(TASK DETAILS): Please copy all the lines that follow, word for word.

[Items from a dataset]

────

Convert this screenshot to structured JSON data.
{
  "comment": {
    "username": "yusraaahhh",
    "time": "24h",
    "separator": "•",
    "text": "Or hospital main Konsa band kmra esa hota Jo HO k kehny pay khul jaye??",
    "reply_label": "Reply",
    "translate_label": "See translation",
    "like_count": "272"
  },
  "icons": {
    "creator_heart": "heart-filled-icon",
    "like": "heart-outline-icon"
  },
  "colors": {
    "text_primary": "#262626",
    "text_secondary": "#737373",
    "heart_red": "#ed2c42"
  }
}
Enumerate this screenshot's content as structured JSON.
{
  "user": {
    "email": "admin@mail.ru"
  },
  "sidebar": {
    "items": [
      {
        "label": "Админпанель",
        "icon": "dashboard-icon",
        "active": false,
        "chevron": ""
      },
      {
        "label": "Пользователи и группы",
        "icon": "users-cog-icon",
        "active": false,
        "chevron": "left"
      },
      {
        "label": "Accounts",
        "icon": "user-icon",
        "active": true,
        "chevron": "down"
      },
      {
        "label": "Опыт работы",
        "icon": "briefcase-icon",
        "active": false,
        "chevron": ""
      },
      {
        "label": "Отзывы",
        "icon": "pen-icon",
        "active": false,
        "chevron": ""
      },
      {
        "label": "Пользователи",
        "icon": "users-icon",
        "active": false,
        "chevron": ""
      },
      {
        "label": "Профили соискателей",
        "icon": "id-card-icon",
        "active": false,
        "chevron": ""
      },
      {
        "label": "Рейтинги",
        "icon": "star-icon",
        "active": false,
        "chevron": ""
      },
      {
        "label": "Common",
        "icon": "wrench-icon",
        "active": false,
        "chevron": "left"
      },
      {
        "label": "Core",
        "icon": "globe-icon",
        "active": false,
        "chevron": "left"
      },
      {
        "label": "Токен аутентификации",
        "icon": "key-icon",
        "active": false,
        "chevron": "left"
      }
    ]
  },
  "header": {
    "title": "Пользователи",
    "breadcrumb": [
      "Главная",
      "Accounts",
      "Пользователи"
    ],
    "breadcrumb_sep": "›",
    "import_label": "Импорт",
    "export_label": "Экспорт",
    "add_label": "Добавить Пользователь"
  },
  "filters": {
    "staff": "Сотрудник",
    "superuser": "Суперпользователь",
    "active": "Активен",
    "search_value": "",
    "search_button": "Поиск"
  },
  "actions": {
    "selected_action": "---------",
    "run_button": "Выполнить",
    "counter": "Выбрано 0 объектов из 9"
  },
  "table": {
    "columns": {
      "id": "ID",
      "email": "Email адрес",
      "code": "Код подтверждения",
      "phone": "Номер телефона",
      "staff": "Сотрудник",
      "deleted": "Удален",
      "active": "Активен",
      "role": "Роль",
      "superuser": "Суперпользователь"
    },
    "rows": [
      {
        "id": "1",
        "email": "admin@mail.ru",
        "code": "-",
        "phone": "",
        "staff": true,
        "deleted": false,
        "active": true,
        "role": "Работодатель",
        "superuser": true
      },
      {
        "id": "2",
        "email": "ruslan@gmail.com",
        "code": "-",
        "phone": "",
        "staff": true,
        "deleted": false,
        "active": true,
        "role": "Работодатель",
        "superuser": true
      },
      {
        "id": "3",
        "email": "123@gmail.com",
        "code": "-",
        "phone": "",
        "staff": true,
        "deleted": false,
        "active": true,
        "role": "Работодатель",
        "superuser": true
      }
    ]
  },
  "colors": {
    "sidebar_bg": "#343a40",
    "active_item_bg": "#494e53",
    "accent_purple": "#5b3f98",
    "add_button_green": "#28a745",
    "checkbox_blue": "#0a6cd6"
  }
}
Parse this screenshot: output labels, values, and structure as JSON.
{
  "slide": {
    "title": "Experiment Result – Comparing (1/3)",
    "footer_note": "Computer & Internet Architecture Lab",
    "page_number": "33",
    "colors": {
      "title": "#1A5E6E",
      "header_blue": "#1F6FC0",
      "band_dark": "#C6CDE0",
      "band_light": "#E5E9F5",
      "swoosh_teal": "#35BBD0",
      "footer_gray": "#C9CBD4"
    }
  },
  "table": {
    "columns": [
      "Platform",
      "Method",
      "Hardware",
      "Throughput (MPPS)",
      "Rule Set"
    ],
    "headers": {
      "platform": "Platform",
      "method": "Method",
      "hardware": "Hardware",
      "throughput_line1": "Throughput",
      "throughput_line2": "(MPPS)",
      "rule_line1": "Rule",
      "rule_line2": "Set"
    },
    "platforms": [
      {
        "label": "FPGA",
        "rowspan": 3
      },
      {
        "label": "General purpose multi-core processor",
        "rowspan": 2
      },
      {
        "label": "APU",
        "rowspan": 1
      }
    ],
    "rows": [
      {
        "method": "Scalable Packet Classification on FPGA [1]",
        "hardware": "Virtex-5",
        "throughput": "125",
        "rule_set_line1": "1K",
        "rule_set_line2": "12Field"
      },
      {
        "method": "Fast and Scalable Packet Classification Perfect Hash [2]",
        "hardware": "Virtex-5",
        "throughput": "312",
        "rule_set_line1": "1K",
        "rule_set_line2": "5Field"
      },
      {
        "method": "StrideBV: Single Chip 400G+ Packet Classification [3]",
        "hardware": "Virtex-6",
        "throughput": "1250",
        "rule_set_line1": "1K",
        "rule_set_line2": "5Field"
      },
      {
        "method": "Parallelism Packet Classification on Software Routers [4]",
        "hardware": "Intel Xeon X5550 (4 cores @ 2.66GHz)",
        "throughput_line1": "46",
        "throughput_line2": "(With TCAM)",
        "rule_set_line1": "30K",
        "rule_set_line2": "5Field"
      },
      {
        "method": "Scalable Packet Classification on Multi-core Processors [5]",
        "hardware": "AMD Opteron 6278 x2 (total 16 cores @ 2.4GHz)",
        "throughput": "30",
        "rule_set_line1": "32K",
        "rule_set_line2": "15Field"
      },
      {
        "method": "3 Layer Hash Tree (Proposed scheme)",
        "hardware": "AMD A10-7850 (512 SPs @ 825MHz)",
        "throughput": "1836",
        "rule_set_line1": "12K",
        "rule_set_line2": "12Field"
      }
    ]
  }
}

────

(SOLUTION TO THIS PROBLEM):
Convert this screenshot to structured JSON data.
{
  "comment": {
    "username": "yusraaahhh",
    "time": "24h",
    "separator": "•",
    "text": "Or hospital main Konsa band kmra esa hota Jo HO k kehny pay khul jaye??",
    "reply_label": "Reply",
    "translate_label": "See translation",
    "like_count": "272"
  },
  "icons": {
    "creator_heart": "heart-filled-icon",
    "like": "heart-outline-icon"
  },
  "colors": {
    "text_primary": "#262626",
    "text_secondary": "#737373",
    "heart_red": "#ed2c42"
  }
}
Enumerate this screenshot's content as structured JSON.
{
  "user": {
    "email": "admin@mail.ru"
  },
  "sidebar": {
    "items": [
      {
        "label": "Админпанель",
        "icon": "dashboard-icon",
        "active": false,
        "chevron": ""
      },
      {
        "label": "Пользователи и группы",
        "icon": "users-cog-icon",
        "active": false,
        "chevron": "left"
      },
      {
        "label": "Accounts",
        "icon": "user-icon",
        "active": true,
        "chevron": "down"
      },
      {
        "label": "Опыт работы",
        "icon": "briefcase-icon",
        "active": false,
        "chevron": ""
      },
      {
        "label": "Отзывы",
        "icon": "pen-icon",
        "active": false,
        "chevron": ""
      },
      {
        "label": "Пользователи",
        "icon": "users-icon",
        "active": false,
        "chevron": ""
      },
      {
        "label": "Профили соискателей",
        "icon": "id-card-icon",
        "active": false,
        "chevron": ""
      },
      {
        "label": "Рейтинги",
        "icon": "star-icon",
        "active": false,
        "chevron": ""
      },
      {
        "label": "Common",
        "icon": "wrench-icon",
        "active": false,
        "chevron": "left"
      },
      {
        "label": "Core",
        "icon": "globe-icon",
        "active": false,
        "chevron": "left"
      },
      {
        "label": "Токен аутентификации",
        "icon": "key-icon",
        "active": false,
        "chevron": "left"
      }
    ]
  },
  "header": {
    "title": "Пользователи",
    "breadcrumb": [
      "Главная",
      "Accounts",
      "Пользователи"
    ],
    "breadcrumb_sep": "›",
    "import_label": "Импорт",
    "export_label": "Экспорт",
    "add_label": "Добавить Пользователь"
  },
  "filters": {
    "staff": "Сотрудник",
    "superuser": "Суперпользователь",
    "active": "Активен",
    "search_value": "",
    "search_button": "Поиск"
  },
  "actions": {
    "selected_action": "---------",
    "run_button": "Выполнить",
    "counter": "Выбрано 0 объектов из 9"
  },
  "table": {
    "columns": {
      "id": "ID",
      "email": "Email адрес",
      "code": "Код подтверждения",
      "phone": "Номер телефона",
      "staff": "Сотрудник",
      "deleted": "Удален",
      "active": "Активен",
      "role": "Роль",
      "superuser": "Суперпользователь"
    },
    "rows": [
      {
        "id": "1",
        "email": "admin@mail.ru",
        "code": "-",
        "phone": "",
        "staff": true,
        "deleted": false,
        "active": true,
        "role": "Работодатель",
        "superuser": true
      },
      {
        "id": "2",
        "email": "ruslan@gmail.com",
        "code": "-",
        "phone": "",
        "staff": true,
        "deleted": false,
        "active": true,
        "role": "Работодатель",
        "superuser": true
      },
      {
        "id": "3",
        "email": "123@gmail.com",
        "code": "-",
        "phone": "",
        "staff": true,
        "deleted": false,
        "active": true,
        "role": "Работодатель",
        "superuser": true
      }
    ]
  },
  "colors": {
    "sidebar_bg": "#343a40",
    "active_item_bg": "#494e53",
    "accent_purple": "#5b3f98",
    "add_button_green": "#28a745",
    "checkbox_blue": "#0a6cd6"
  }
}
Parse this screenshot: output labels, values, and structure as JSON.
{
  "slide": {
    "title": "Experiment Result – Comparing (1/3)",
    "footer_note": "Computer & Internet Architecture Lab",
    "page_number": "33",
    "colors": {
      "title": "#1A5E6E",
      "header_blue": "#1F6FC0",
      "band_dark": "#C6CDE0",
      "band_light": "#E5E9F5",
      "swoosh_teal": "#35BBD0",
      "footer_gray": "#C9CBD4"
    }
  },
  "table": {
    "columns": [
      "Platform",
      "Method",
      "Hardware",
      "Throughput (MPPS)",
      "Rule Set"
    ],
    "headers": {
      "platform": "Platform",
      "method": "Method",
      "hardware": "Hardware",
      "throughput_line1": "Throughput",
      "throughput_line2": "(MPPS)",
      "rule_line1": "Rule",
      "rule_line2": "Set"
    },
    "platforms": [
      {
        "label": "FPGA",
        "rowspan": 3
      },
      {
        "label": "General purpose multi-core processor",
        "rowspan": 2
      },
      {
        "label": "APU",
        "rowspan": 1
      }
    ],
    "rows": [
      {
        "method": "Scalable Packet Classification on FPGA [1]",
        "hardware": "Virtex-5",
        "throughput": "125",
        "rule_set_line1": "1K",
        "rule_set_line2": "12Field"
      },
      {
        "method": "Fast and Scalable Packet Classification Perfect Hash [2]",
        "hardware": "Virtex-5",
        "throughput": "312",
        "rule_set_line1": "1K",
        "rule_set_line2": "5Field"
      },
      {
        "method": "StrideBV: Single Chip 400G+ Packet Classification [3]",
        "hardware": "Virtex-6",
        "throughput": "1250",
        "rule_set_line1": "1K",
        "rule_set_line2": "5Field"
      },
      {
        "method": "Parallelism Packet Classification on Software Routers [4]",
        "hardware": "Intel Xeon X5550 (4 cores @ 2.66GHz)",
        "throughput_line1": "46",
        "throughput_line2": "(With TCAM)",
        "rule_set_line1": "30K",
        "rule_set_line2": "5Field"
      },
      {
        "method": "Scalable Packet Classification on Multi-core Processors [5]",
        "hardware": "AMD Opteron 6278 x2 (total 16 cores @ 2.4GHz)",
        "throughput": "30",
        "rule_set_line1": "32K",
        "rule_set_line2": "15Field"
      },
      {
        "method": "3 Layer Hash Tree (Proposed scheme)",
        "hardware": "AMD A10-7850 (512 SPs @ 825MHz)",
        "throughput": "1836",
        "rule_set_line1": "12K",
        "rule_set_line2": "12Field"
      }
    ]
  }
}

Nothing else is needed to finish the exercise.